Your goal: Go through the listing beneath and show each line containing the string "because".

Data provided:
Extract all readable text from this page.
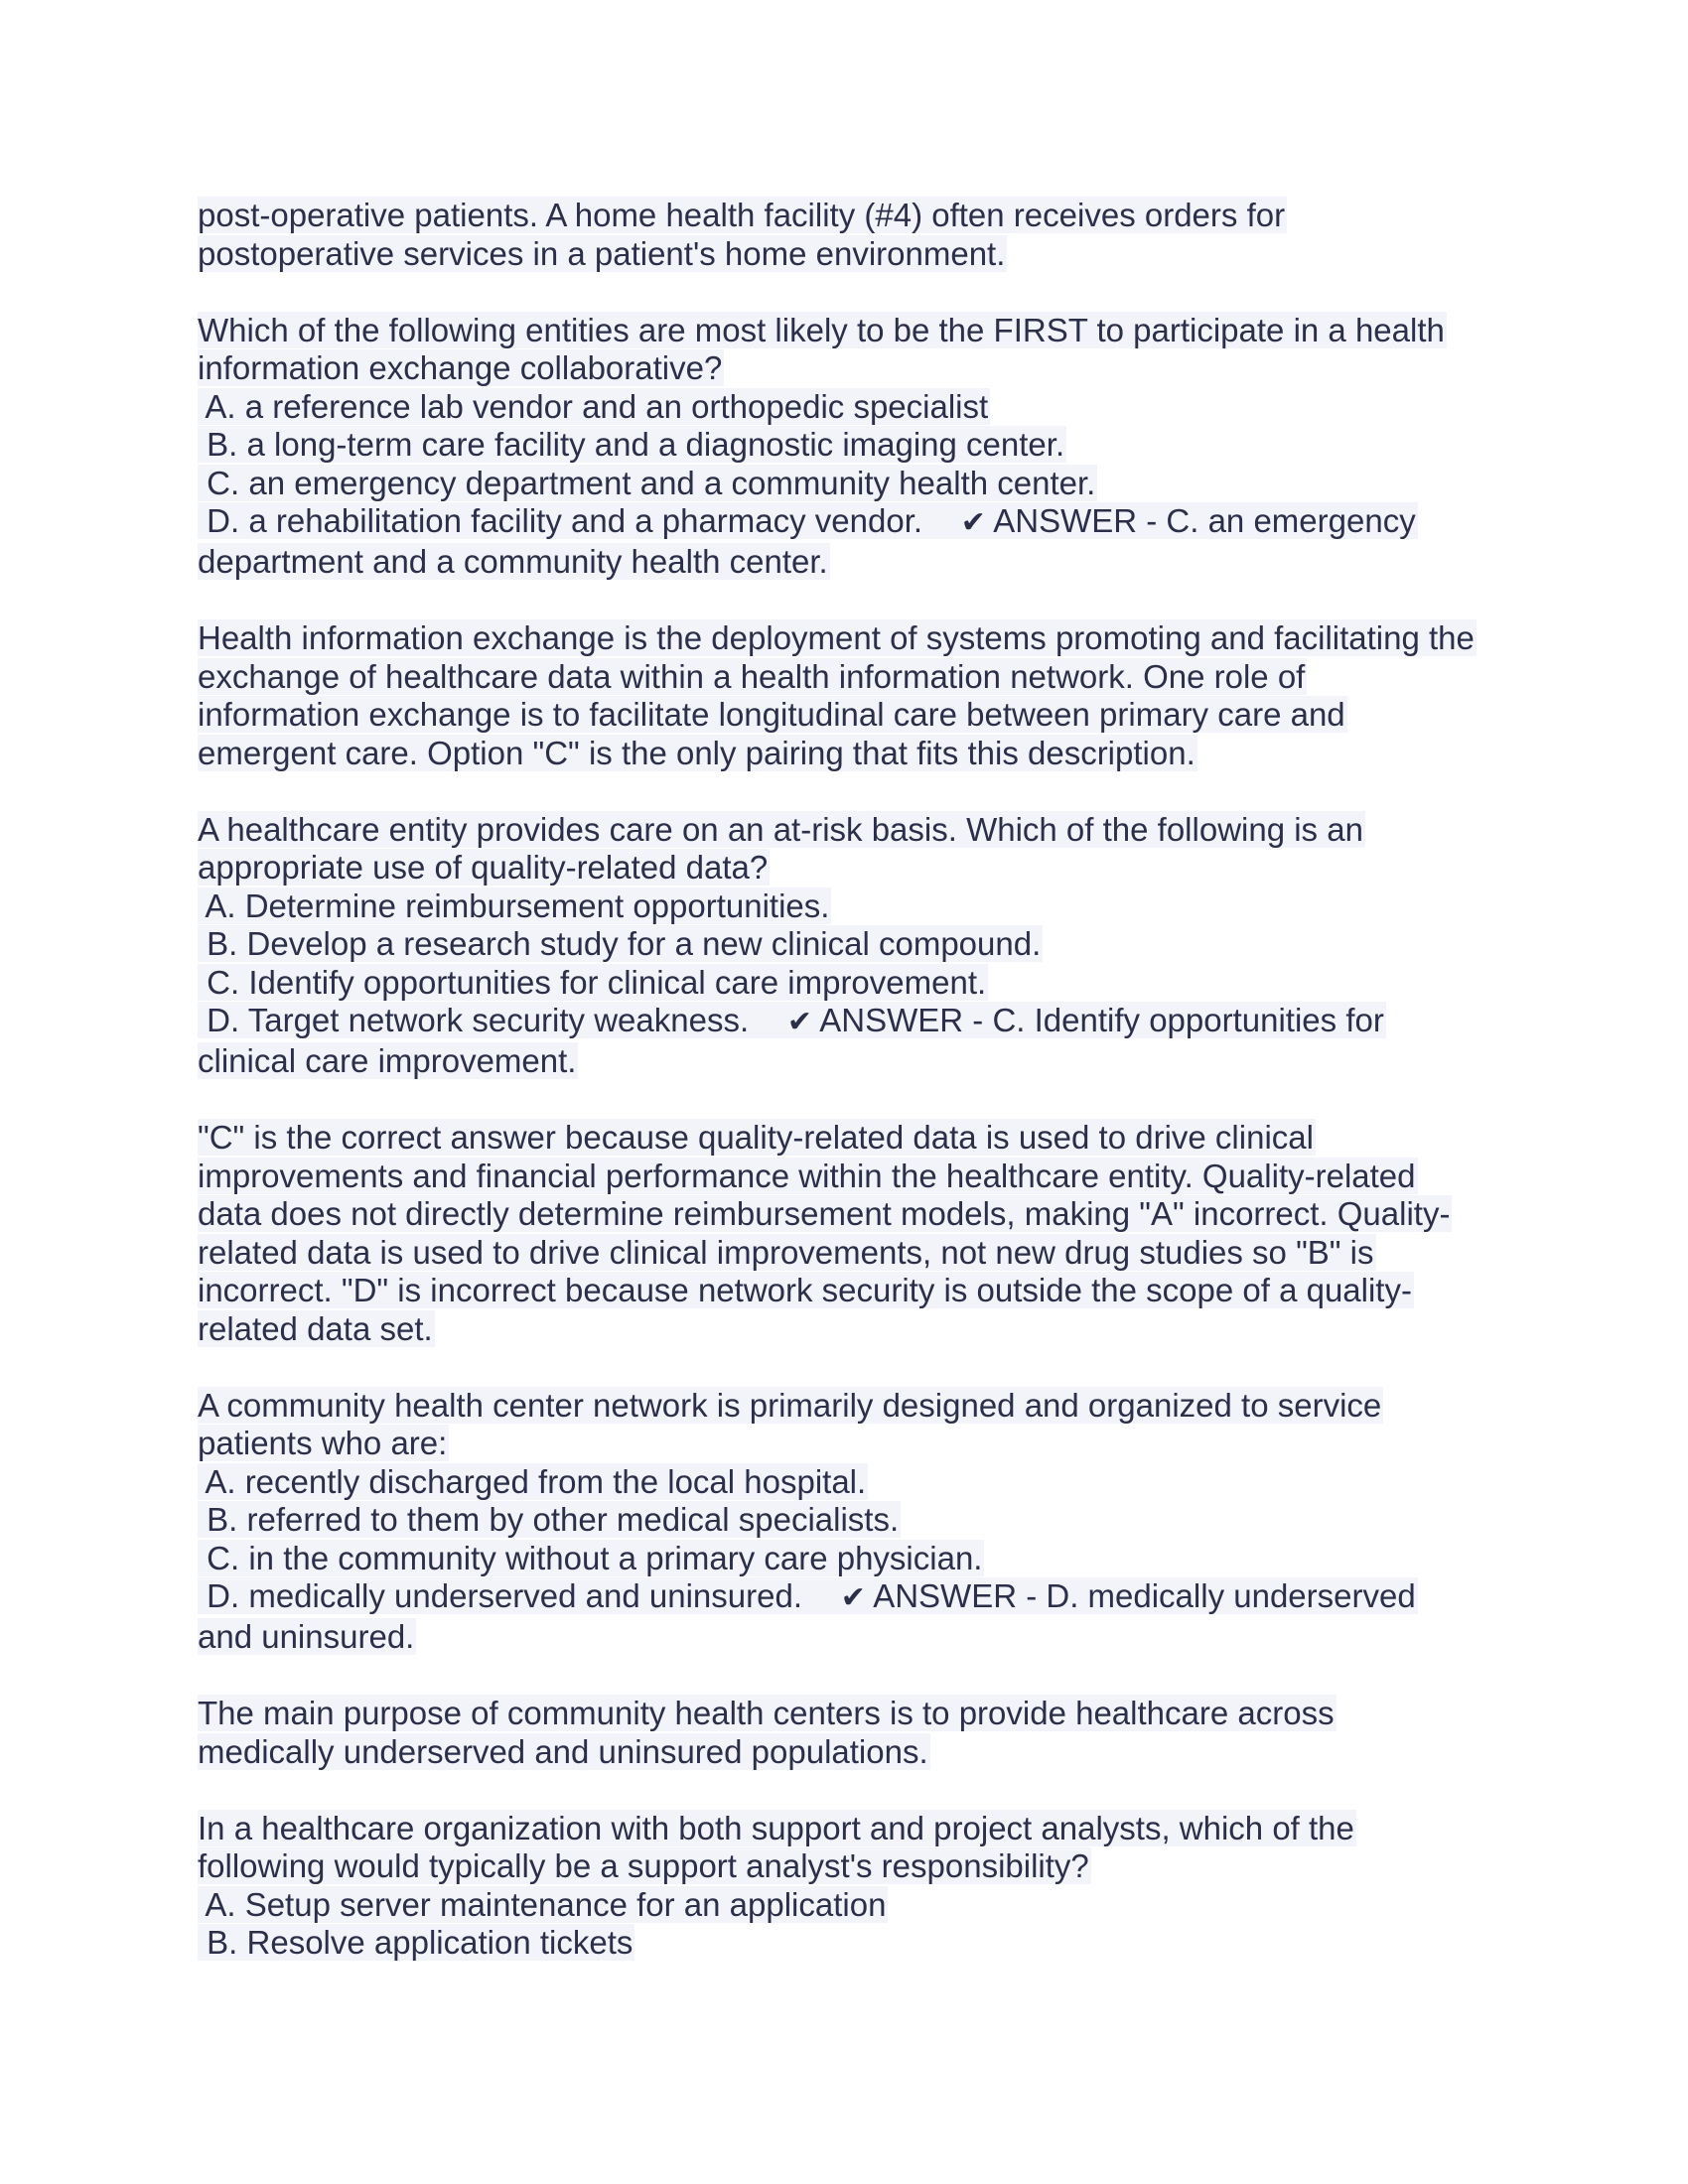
post-operative patients. A home health facility (#4) often receives orders for
postoperative services in a patient's home environment.
Which of the following entities are most likely to be the FIRST to participate in a health
information exchange collaborative?
A. a reference lab vendor and an orthopedic specialist
B. a long-term care facility and a diagnostic imaging center.
C. an emergency department and a community health center.
D. a rehabilitation facility and a pharmacy vendor. ✔ ANSWER - C. an emergency
department and a community health center.
Health information exchange is the deployment of systems promoting and facilitating the
exchange of healthcare data within a health information network. One role of
information exchange is to facilitate longitudinal care between primary care and
emergent care. Option "C" is the only pairing that fits this description.
A healthcare entity provides care on an at-risk basis. Which of the following is an
appropriate use of quality-related data?
A. Determine reimbursement opportunities.
B. Develop a research study for a new clinical compound.
C. Identify opportunities for clinical care improvement.
D. Target network security weakness. ✔ ANSWER - C. Identify opportunities for
clinical care improvement.
"C" is the correct answer because quality-related data is used to drive clinical
improvements and financial performance within the healthcare entity. Quality-related
data does not directly determine reimbursement models, making "A" incorrect. Quality-
related data is used to drive clinical improvements, not new drug studies so "B" is
incorrect. "D" is incorrect because network security is outside the scope of a quality-
related data set.
A community health center network is primarily designed and organized to service
patients who are:
A. recently discharged from the local hospital.
B. referred to them by other medical specialists.
C. in the community without a primary care physician.
D. medically underserved and uninsured. ✔ ANSWER - D. medically underserved
and uninsured.
The main purpose of community health centers is to provide healthcare across
medically underserved and uninsured populations.
In a healthcare organization with both support and project analysts, which of the
following would typically be a support analyst's responsibility?
A. Setup server maintenance for an application
B. Resolve application tickets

Reply:
"C" is the correct answer because quality-related data is used to drive clinical
incorrect. "D" is incorrect because network security is outside the scope of a quality-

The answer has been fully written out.